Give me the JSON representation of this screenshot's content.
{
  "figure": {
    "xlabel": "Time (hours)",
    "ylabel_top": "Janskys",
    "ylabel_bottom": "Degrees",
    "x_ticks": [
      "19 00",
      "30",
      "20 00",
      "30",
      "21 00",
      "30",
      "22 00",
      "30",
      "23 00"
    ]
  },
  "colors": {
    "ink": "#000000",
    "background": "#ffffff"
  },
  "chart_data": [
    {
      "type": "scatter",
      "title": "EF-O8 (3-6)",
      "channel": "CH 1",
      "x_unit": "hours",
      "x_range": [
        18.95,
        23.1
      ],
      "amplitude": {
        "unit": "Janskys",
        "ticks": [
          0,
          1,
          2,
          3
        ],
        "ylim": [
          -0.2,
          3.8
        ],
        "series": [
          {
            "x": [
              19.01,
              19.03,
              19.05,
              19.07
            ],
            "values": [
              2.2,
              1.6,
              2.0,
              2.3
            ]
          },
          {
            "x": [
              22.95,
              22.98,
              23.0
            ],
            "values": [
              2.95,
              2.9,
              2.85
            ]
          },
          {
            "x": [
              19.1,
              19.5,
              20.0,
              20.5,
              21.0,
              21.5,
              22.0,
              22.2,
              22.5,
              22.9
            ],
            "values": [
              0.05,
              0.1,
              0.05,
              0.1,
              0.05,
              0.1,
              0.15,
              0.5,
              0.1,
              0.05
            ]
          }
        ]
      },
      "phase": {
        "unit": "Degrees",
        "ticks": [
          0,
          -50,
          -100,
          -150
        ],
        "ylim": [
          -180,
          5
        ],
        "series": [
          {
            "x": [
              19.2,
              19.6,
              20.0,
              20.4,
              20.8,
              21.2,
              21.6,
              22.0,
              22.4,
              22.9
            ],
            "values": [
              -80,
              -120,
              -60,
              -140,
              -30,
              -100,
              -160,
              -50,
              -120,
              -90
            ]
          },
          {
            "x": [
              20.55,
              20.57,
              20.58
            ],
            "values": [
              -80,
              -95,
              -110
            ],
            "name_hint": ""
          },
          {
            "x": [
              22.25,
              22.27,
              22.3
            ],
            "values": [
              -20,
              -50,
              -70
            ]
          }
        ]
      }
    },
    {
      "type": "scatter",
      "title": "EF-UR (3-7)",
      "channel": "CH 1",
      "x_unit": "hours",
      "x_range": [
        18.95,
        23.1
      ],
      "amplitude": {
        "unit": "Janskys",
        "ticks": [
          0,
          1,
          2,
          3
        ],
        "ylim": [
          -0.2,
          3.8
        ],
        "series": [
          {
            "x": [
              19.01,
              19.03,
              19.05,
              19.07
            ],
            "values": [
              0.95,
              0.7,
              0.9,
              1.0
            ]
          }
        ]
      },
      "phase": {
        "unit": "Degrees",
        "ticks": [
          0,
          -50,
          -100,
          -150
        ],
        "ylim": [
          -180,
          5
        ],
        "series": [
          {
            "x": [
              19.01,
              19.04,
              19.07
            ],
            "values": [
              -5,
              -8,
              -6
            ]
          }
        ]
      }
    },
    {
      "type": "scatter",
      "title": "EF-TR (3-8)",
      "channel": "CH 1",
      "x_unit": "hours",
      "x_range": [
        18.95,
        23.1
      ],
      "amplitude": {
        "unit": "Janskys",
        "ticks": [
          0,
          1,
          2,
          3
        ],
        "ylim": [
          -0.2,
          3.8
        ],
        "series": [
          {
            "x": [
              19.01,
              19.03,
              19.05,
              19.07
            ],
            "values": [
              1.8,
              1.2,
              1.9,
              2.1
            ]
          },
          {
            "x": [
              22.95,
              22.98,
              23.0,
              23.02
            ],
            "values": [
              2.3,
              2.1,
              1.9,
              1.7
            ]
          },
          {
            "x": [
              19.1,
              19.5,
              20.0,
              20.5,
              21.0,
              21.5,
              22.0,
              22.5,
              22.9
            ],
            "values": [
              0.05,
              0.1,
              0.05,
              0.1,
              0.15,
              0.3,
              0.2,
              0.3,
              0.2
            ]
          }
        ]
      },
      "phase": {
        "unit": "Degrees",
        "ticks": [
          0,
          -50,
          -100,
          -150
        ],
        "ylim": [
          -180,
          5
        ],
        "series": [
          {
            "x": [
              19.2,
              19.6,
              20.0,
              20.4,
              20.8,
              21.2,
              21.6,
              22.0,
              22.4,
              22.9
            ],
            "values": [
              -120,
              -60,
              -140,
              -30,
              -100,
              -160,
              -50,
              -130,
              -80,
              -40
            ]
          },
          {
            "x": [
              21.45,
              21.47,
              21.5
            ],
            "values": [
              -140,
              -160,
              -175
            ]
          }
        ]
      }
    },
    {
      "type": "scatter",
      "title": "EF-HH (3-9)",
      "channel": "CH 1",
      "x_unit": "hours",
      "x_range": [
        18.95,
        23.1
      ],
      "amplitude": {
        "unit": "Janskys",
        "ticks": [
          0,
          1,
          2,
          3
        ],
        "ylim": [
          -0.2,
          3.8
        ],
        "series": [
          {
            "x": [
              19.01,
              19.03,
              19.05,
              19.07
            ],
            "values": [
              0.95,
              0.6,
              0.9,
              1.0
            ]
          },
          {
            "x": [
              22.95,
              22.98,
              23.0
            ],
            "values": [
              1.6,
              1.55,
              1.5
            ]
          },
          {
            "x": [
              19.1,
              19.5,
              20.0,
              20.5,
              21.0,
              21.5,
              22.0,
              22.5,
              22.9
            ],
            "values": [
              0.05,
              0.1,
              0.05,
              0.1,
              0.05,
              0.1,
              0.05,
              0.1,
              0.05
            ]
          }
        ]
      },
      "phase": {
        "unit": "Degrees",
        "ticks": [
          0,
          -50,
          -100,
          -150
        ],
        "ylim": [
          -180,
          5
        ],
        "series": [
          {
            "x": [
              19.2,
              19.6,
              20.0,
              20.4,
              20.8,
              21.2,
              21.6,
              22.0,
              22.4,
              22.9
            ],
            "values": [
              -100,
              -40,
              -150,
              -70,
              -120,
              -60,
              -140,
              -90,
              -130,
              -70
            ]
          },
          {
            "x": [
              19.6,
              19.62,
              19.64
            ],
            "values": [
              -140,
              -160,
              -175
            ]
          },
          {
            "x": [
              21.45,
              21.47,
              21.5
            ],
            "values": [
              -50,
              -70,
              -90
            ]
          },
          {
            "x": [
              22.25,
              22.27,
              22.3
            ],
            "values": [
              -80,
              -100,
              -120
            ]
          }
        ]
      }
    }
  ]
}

## Task requirements
All entries shown above should be printed again exactly.

## Result
Give me the JSON representation of this screenshot's content.
{
  "figure": {
    "xlabel": "Time (hours)",
    "ylabel_top": "Janskys",
    "ylabel_bottom": "Degrees",
    "x_ticks": [
      "19 00",
      "30",
      "20 00",
      "30",
      "21 00",
      "30",
      "22 00",
      "30",
      "23 00"
    ]
  },
  "colors": {
    "ink": "#000000",
    "background": "#ffffff"
  },
  "chart_data": [
    {
      "type": "scatter",
      "title": "EF-O8 (3-6)",
      "channel": "CH 1",
      "x_unit": "hours",
      "x_range": [
        18.95,
        23.1
      ],
      "amplitude": {
        "unit": "Janskys",
        "ticks": [
          0,
          1,
          2,
          3
        ],
        "ylim": [
          -0.2,
          3.8
        ],
        "series": [
          {
            "x": [
              19.01,
              19.03,
              19.05,
              19.07
            ],
            "values": [
              2.2,
              1.6,
              2.0,
              2.3
            ]
          },
          {
            "x": [
              22.95,
              22.98,
              23.0
            ],
            "values": [
              2.95,
              2.9,
              2.85
            ]
          },
          {
            "x": [
              19.1,
              19.5,
              20.0,
              20.5,
              21.0,
              21.5,
              22.0,
              22.2,
              22.5,
              22.9
            ],
            "values": [
              0.05,
              0.1,
              0.05,
              0.1,
              0.05,
              0.1,
              0.15,
              0.5,
              0.1,
              0.05
            ]
          }
        ]
      },
      "phase": {
        "unit": "Degrees",
        "ticks": [
          0,
          -50,
          -100,
          -150
        ],
        "ylim": [
          -180,
          5
        ],
        "series": [
          {
            "x": [
              19.2,
              19.6,
              20.0,
              20.4,
              20.8,
              21.2,
              21.6,
              22.0,
              22.4,
              22.9
            ],
            "values": [
              -80,
              -120,
              -60,
              -140,
              -30,
              -100,
              -160,
              -50,
              -120,
              -90
            ]
          },
          {
            "x": [
              20.55,
              20.57,
              20.58
            ],
            "values": [
              -80,
              -95,
              -110
            ],
            "name_hint": ""
          },
          {
            "x": [
              22.25,
              22.27,
              22.3
            ],
            "values": [
              -20,
              -50,
              -70
            ]
          }
        ]
      }
    },
    {
      "type": "scatter",
      "title": "EF-UR (3-7)",
      "channel": "CH 1",
      "x_unit": "hours",
      "x_range": [
        18.95,
        23.1
      ],
      "amplitude": {
        "unit": "Janskys",
        "ticks": [
          0,
          1,
          2,
          3
        ],
        "ylim": [
          -0.2,
          3.8
        ],
        "series": [
          {
            "x": [
              19.01,
              19.03,
              19.05,
              19.07
            ],
            "values": [
              0.95,
              0.7,
              0.9,
              1.0
            ]
          }
        ]
      },
      "phase": {
        "unit": "Degrees",
        "ticks": [
          0,
          -50,
          -100,
          -150
        ],
        "ylim": [
          -180,
          5
        ],
        "series": [
          {
            "x": [
              19.01,
              19.04,
              19.07
            ],
            "values": [
              -5,
              -8,
              -6
            ]
          }
        ]
      }
    },
    {
      "type": "scatter",
      "title": "EF-TR (3-8)",
      "channel": "CH 1",
      "x_unit": "hours",
      "x_range": [
        18.95,
        23.1
      ],
      "amplitude": {
        "unit": "Janskys",
        "ticks": [
          0,
          1,
          2,
          3
        ],
        "ylim": [
          -0.2,
          3.8
        ],
        "series": [
          {
            "x": [
              19.01,
              19.03,
              19.05,
              19.07
            ],
            "values": [
              1.8,
              1.2,
              1.9,
              2.1
            ]
          },
          {
            "x": [
              22.95,
              22.98,
              23.0,
              23.02
            ],
            "values": [
              2.3,
              2.1,
              1.9,
              1.7
            ]
          },
          {
            "x": [
              19.1,
              19.5,
              20.0,
              20.5,
              21.0,
              21.5,
              22.0,
              22.5,
              22.9
            ],
            "values": [
              0.05,
              0.1,
              0.05,
              0.1,
              0.15,
              0.3,
              0.2,
              0.3,
              0.2
            ]
          }
        ]
      },
      "phase": {
        "unit": "Degrees",
        "ticks": [
          0,
          -50,
          -100,
          -150
        ],
        "ylim": [
          -180,
          5
        ],
        "series": [
          {
            "x": [
              19.2,
              19.6,
              20.0,
              20.4,
              20.8,
              21.2,
              21.6,
              22.0,
              22.4,
              22.9
            ],
            "values": [
              -120,
              -60,
              -140,
              -30,
              -100,
              -160,
              -50,
              -130,
              -80,
              -40
            ]
          },
          {
            "x": [
              21.45,
              21.47,
              21.5
            ],
            "values": [
              -140,
              -160,
              -175
            ]
          }
        ]
      }
    },
    {
      "type": "scatter",
      "title": "EF-HH (3-9)",
      "channel": "CH 1",
      "x_unit": "hours",
      "x_range": [
        18.95,
        23.1
      ],
      "amplitude": {
        "unit": "Janskys",
        "ticks": [
          0,
          1,
          2,
          3
        ],
        "ylim": [
          -0.2,
          3.8
        ],
        "series": [
          {
            "x": [
              19.01,
              19.03,
              19.05,
              19.07
            ],
            "values": [
              0.95,
              0.6,
              0.9,
              1.0
            ]
          },
          {
            "x": [
              22.95,
              22.98,
              23.0
            ],
            "values": [
              1.6,
              1.55,
              1.5
            ]
          },
          {
            "x": [
              19.1,
              19.5,
              20.0,
              20.5,
              21.0,
              21.5,
              22.0,
              22.5,
              22.9
            ],
            "values": [
              0.05,
              0.1,
              0.05,
              0.1,
              0.05,
              0.1,
              0.05,
              0.1,
              0.05
            ]
          }
        ]
      },
      "phase": {
        "unit": "Degrees",
        "ticks": [
          0,
          -50,
          -100,
          -150
        ],
        "ylim": [
          -180,
          5
        ],
        "series": [
          {
            "x": [
              19.2,
              19.6,
              20.0,
              20.4,
              20.8,
              21.2,
              21.6,
              22.0,
              22.4,
              22.9
            ],
            "values": [
              -100,
              -40,
              -150,
              -70,
              -120,
              -60,
              -140,
              -90,
              -130,
              -70
            ]
          },
          {
            "x": [
              19.6,
              19.62,
              19.64
            ],
            "values": [
              -140,
              -160,
              -175
            ]
          },
          {
            "x": [
              21.45,
              21.47,
              21.5
            ],
            "values": [
              -50,
              -70,
              -90
            ]
          },
          {
            "x": [
              22.25,
              22.27,
              22.3
            ],
            "values": [
              -80,
              -100,
              -120
            ]
          }
        ]
      }
    }
  ]
}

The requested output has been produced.